I didn’t think I was ashamed of the number of sexual partners I’ve had in the 20 years I’ve been getting it on until I found myself filling in a number half the true total at a recent gynecologist appointment. Although I know doctors are trained not to judge, and this doctor in particular had been particularly kind, helpful and professional when I’d seen her previously, in my head, all of a sudden the number (at best an approximation as I haven’t kept an exact count in years) seemed like cause for alarm. Even if I never had to say it out loud and its size was simply one more piece of data for her to use in evaluating me, something about it made me erase what I’d typed in the online form and halve it. As it turned out, she didn’t even ask me a single thing about my number, so that fretting was for naught—except that it taught me a lesson: slut shaming isn’t just something other people do to us, but something we can do to ourselves.

REQUIRED ACTIONS:
1. In the essay on self-directed slut shaming, what did the writer do after typing the number of sexual partners into the online form?
2. Extend the essay on self-directed slut shaming from its last sentence.

DATA PROVIDED:

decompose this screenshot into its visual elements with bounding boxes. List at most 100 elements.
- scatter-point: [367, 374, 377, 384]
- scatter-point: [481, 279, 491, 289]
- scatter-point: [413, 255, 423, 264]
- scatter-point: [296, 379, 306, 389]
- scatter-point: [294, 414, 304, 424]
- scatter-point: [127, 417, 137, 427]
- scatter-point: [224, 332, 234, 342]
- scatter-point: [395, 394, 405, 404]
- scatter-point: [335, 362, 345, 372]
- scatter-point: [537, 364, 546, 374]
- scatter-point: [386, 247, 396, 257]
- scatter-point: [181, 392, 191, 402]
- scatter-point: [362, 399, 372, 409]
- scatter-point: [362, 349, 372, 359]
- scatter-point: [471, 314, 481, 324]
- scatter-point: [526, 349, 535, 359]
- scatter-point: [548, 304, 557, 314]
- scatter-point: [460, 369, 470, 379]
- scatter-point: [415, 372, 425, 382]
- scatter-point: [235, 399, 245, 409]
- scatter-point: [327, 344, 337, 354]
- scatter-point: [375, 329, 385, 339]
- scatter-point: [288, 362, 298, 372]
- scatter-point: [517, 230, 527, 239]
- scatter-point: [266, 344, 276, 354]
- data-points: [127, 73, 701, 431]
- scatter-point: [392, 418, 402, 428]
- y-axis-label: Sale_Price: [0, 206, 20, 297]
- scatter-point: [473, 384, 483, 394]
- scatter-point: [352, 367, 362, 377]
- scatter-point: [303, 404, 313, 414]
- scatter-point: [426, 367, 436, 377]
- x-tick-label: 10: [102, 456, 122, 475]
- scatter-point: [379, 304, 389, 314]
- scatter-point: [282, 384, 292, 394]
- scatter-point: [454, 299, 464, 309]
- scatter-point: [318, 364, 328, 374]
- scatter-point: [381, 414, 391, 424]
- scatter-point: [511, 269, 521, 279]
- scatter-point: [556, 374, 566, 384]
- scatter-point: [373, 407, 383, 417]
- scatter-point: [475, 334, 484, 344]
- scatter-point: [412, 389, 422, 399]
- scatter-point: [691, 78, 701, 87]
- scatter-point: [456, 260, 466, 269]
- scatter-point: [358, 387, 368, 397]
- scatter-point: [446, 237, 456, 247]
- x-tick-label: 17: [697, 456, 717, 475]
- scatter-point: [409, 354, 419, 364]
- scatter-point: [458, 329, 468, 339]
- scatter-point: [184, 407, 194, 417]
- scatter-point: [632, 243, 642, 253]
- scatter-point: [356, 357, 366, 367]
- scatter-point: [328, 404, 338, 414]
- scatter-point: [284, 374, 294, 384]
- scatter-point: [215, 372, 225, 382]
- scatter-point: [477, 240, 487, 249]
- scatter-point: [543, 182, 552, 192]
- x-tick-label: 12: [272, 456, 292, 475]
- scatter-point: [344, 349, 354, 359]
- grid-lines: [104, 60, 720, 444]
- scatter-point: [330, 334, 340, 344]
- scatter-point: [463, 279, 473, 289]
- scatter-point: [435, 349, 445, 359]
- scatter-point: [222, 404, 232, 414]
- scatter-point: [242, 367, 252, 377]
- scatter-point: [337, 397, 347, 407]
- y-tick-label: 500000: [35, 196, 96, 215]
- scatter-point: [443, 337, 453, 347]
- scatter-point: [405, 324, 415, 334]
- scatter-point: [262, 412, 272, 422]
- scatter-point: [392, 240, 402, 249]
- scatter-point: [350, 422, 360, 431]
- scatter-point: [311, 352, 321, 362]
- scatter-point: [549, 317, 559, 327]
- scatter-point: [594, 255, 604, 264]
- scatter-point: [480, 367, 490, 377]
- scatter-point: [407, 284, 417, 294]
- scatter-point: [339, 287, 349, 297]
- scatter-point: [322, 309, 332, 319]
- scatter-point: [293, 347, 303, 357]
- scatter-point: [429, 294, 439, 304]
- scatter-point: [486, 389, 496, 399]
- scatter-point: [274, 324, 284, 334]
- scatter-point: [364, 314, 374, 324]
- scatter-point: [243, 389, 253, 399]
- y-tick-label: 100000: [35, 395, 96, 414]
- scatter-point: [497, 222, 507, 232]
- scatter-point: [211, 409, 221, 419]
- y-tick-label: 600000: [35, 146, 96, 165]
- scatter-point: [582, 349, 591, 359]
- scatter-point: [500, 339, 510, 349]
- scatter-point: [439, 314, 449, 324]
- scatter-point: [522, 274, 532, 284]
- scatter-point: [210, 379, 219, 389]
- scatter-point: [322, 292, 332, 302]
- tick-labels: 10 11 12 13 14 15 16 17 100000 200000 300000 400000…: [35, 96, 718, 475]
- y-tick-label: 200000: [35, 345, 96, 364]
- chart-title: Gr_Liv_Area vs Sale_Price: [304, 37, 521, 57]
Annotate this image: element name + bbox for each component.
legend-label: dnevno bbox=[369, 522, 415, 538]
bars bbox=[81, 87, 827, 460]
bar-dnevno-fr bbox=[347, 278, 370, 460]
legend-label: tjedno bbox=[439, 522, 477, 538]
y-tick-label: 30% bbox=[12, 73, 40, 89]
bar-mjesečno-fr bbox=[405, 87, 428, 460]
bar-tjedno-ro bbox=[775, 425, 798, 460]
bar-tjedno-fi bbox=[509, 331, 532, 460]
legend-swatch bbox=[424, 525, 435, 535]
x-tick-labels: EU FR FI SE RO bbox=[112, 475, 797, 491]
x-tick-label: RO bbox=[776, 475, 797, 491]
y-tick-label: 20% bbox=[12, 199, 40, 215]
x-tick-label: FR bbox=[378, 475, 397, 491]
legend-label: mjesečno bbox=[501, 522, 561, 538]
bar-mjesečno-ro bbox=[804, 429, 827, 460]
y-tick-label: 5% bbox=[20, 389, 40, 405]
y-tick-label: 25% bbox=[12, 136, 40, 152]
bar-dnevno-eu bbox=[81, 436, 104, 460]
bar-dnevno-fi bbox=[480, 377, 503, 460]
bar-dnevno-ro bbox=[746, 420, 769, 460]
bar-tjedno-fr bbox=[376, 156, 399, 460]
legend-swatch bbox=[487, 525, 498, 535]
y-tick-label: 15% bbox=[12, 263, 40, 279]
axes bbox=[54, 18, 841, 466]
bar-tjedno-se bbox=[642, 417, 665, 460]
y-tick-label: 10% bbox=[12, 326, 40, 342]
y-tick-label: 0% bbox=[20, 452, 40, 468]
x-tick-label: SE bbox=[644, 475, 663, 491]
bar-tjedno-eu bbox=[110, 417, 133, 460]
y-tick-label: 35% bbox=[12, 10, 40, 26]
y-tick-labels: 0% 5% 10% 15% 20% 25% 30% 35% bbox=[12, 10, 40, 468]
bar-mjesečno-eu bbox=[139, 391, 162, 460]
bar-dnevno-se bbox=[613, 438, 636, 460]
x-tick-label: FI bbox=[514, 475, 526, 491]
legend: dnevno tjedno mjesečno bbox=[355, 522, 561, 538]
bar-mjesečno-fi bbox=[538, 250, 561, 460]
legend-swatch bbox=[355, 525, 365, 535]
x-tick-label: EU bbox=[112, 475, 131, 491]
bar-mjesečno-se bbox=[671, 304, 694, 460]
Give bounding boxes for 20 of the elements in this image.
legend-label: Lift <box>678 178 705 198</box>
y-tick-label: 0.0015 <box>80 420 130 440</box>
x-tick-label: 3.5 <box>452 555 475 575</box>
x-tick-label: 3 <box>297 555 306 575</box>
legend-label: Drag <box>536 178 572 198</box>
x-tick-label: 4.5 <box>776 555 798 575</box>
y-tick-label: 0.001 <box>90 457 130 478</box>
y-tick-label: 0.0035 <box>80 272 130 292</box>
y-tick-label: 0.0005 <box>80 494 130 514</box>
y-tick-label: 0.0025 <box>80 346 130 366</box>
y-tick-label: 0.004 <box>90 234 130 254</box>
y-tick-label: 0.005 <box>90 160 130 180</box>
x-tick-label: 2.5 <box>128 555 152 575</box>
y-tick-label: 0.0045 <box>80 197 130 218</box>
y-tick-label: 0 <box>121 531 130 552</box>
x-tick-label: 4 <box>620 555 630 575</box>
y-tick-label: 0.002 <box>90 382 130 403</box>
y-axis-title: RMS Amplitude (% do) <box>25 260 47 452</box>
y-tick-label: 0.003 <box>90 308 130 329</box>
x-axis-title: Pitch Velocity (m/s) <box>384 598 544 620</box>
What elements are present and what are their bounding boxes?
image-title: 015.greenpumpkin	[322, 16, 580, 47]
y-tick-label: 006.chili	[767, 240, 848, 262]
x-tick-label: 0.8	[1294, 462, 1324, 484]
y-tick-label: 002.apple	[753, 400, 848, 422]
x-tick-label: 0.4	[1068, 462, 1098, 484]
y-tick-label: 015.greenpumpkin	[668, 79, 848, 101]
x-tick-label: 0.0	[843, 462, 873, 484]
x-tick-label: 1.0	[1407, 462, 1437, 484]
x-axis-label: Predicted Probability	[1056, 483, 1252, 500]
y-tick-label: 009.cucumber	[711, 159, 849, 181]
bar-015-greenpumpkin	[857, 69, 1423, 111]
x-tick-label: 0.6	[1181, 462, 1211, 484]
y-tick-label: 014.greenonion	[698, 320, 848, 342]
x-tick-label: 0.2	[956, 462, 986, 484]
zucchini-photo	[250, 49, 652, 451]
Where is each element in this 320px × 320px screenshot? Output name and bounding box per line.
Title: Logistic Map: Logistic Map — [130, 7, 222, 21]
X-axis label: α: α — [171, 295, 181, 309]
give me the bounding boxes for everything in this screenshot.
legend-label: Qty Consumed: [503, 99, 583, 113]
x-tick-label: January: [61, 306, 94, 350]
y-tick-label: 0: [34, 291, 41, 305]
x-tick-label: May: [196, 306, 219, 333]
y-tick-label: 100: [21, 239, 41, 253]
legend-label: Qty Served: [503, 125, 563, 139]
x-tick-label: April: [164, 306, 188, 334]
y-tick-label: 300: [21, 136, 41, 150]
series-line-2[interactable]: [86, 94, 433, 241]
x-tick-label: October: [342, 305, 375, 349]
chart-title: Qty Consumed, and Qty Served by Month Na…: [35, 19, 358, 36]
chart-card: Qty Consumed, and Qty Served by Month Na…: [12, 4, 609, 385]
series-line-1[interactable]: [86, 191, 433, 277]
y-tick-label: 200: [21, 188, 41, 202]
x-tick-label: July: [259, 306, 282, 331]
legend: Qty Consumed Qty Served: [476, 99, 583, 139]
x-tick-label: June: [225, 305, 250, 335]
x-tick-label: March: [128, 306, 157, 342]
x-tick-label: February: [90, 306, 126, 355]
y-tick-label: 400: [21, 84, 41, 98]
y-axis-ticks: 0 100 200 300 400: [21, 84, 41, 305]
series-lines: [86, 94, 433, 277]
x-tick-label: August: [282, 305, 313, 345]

OUTPUTS IN ORDER:
1. The writer erased it and entered half of it.

2.
The incident shook me up,; I consider myself an advocate for sexual freedom and would never want to judge anyone for their number of partners, yet I did it to myself. When I actually recall the collected sexual experiences and lovers I’ve had, I’m not actually ashamed, because even the worst sex of my life and most harrowing relationships have taught me important lessons that I believe make me a better lover and better person. In the moment, I was making what I thought were good choices, whether sex for fun, for love, for the sake of experimentation—or all three. Do I have some former partners I wish I could completely delete from my memory, or go back in time and selectively not sleep with? Sure, but that’s part of life. If every sexual experience was perfect … okay, that wouldn’t actually be a bad thing, but it’s a pretty unrealistic standard.
Still, there’s something about my number that feels off to me, like a dress that once fit perfectly that now I can’t squeeze into no matter how much contorting I do. The number represents who I used to be, but is at odds with my current staid life. For the past year, the only person I’ve slept with is my boyfriend, and even before that, I was much more considered and careful than I’d been in my twenties and early thirties. I’d come to a place where I wanted sex to be about more than just sexual pleasure. Please note that I’m not saying sex for pleasure’s sake is wrong in any way—it’s wonderful! What I mean is that I didn’t want to have even the most mindblowing, earth-shattering sex with someone who’d lock me out of their life the next day. That tradeoff was no longer worth it.
Whereas I used to want to cram as much adventure as possible into my days and nights, now, on a typical Saturday night, I’m home reading and playing Words with Friends, or maybe eating dinner my boyfriend’s cooked for me and catching up on watching “Jeopardy.” I am not off at sex parties or even flirting with anyone, though I’ve done plenty of that.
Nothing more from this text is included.